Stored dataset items

**********

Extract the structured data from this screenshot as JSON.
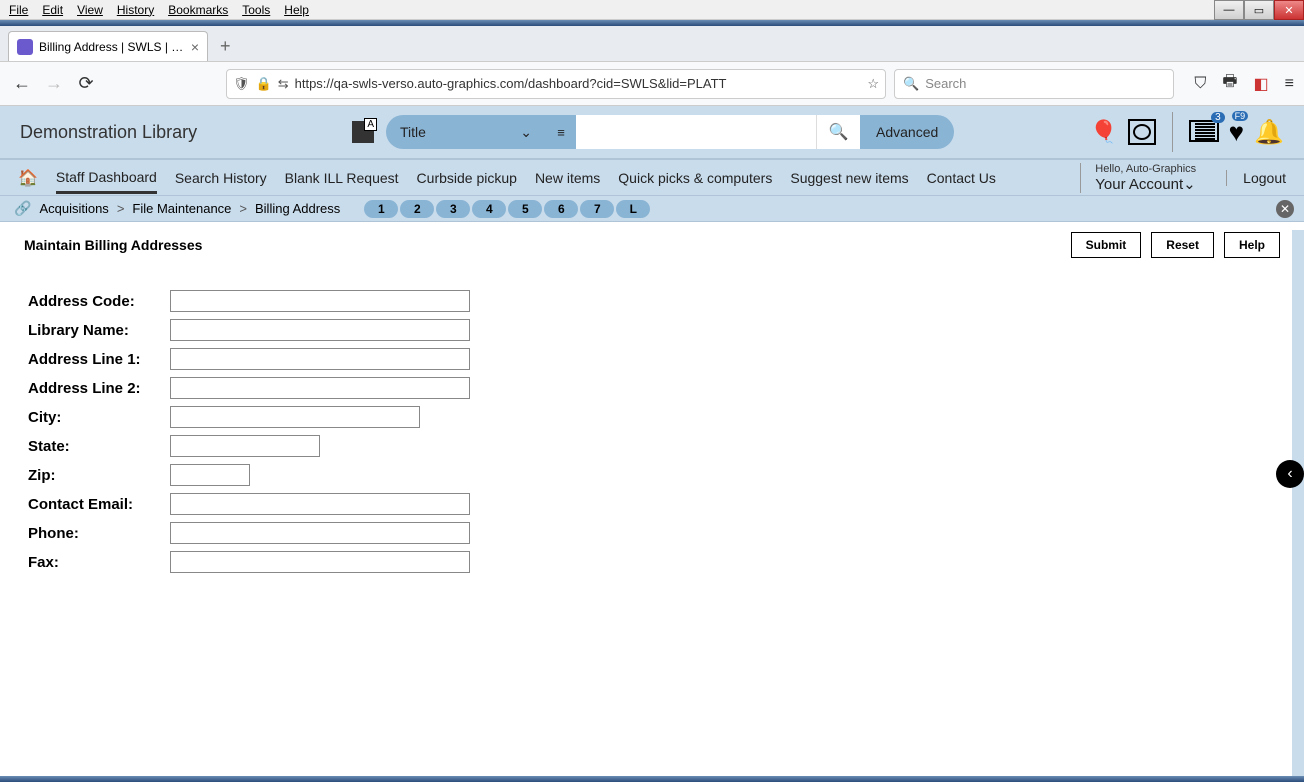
{
  "browser": {
    "menus": [
      "File",
      "Edit",
      "View",
      "History",
      "Bookmarks",
      "Tools",
      "Help"
    ],
    "tab_title": "Billing Address | SWLS | platt | A",
    "url": "https://qa-swls-verso.auto-graphics.com/dashboard?cid=SWLS&lid=PLATT",
    "search_placeholder": "Search"
  },
  "header": {
    "library_name": "Demonstration Library",
    "search_scope": "Title",
    "advanced": "Advanced",
    "list_badge": "3",
    "heart_badge": "F9"
  },
  "nav": {
    "items": [
      "Staff Dashboard",
      "Search History",
      "Blank ILL Request",
      "Curbside pickup",
      "New items",
      "Quick picks & computers",
      "Suggest new items",
      "Contact Us"
    ],
    "greeting": "Hello, Auto-Graphics",
    "account": "Your Account",
    "logout": "Logout"
  },
  "breadcrumb": {
    "parts": [
      "Acquisitions",
      "File Maintenance",
      "Billing Address"
    ],
    "pages": [
      "1",
      "2",
      "3",
      "4",
      "5",
      "6",
      "7",
      "L"
    ]
  },
  "content": {
    "title": "Maintain Billing Addresses",
    "submit": "Submit",
    "reset": "Reset",
    "help": "Help"
  },
  "form": {
    "labels": {
      "address_code": "Address Code:",
      "library_name": "Library Name:",
      "address1": "Address Line 1:",
      "address2": "Address Line 2:",
      "city": "City:",
      "state": "State:",
      "zip": "Zip:",
      "email": "Contact Email:",
      "phone": "Phone:",
      "fax": "Fax:"
    },
    "values": {
      "address_code": "",
      "library_name": "",
      "address1": "",
      "address2": "",
      "city": "",
      "state": "",
      "zip": "",
      "email": "",
      "phone": "",
      "fax": ""
    }
  }
}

**********

Give back each entry exactly as it appears, with no pictures.

ANSWER BELOW.
Extract the structured data from this screenshot as JSON.
{
  "browser": {
    "menus": [
      "File",
      "Edit",
      "View",
      "History",
      "Bookmarks",
      "Tools",
      "Help"
    ],
    "tab_title": "Billing Address | SWLS | platt | A",
    "url": "https://qa-swls-verso.auto-graphics.com/dashboard?cid=SWLS&lid=PLATT",
    "search_placeholder": "Search"
  },
  "header": {
    "library_name": "Demonstration Library",
    "search_scope": "Title",
    "advanced": "Advanced",
    "list_badge": "3",
    "heart_badge": "F9"
  },
  "nav": {
    "items": [
      "Staff Dashboard",
      "Search History",
      "Blank ILL Request",
      "Curbside pickup",
      "New items",
      "Quick picks & computers",
      "Suggest new items",
      "Contact Us"
    ],
    "greeting": "Hello, Auto-Graphics",
    "account": "Your Account",
    "logout": "Logout"
  },
  "breadcrumb": {
    "parts": [
      "Acquisitions",
      "File Maintenance",
      "Billing Address"
    ],
    "pages": [
      "1",
      "2",
      "3",
      "4",
      "5",
      "6",
      "7",
      "L"
    ]
  },
  "content": {
    "title": "Maintain Billing Addresses",
    "submit": "Submit",
    "reset": "Reset",
    "help": "Help"
  },
  "form": {
    "labels": {
      "address_code": "Address Code:",
      "library_name": "Library Name:",
      "address1": "Address Line 1:",
      "address2": "Address Line 2:",
      "city": "City:",
      "state": "State:",
      "zip": "Zip:",
      "email": "Contact Email:",
      "phone": "Phone:",
      "fax": "Fax:"
    },
    "values": {
      "address_code": "",
      "library_name": "",
      "address1": "",
      "address2": "",
      "city": "",
      "state": "",
      "zip": "",
      "email": "",
      "phone": "",
      "fax": ""
    }
  }
}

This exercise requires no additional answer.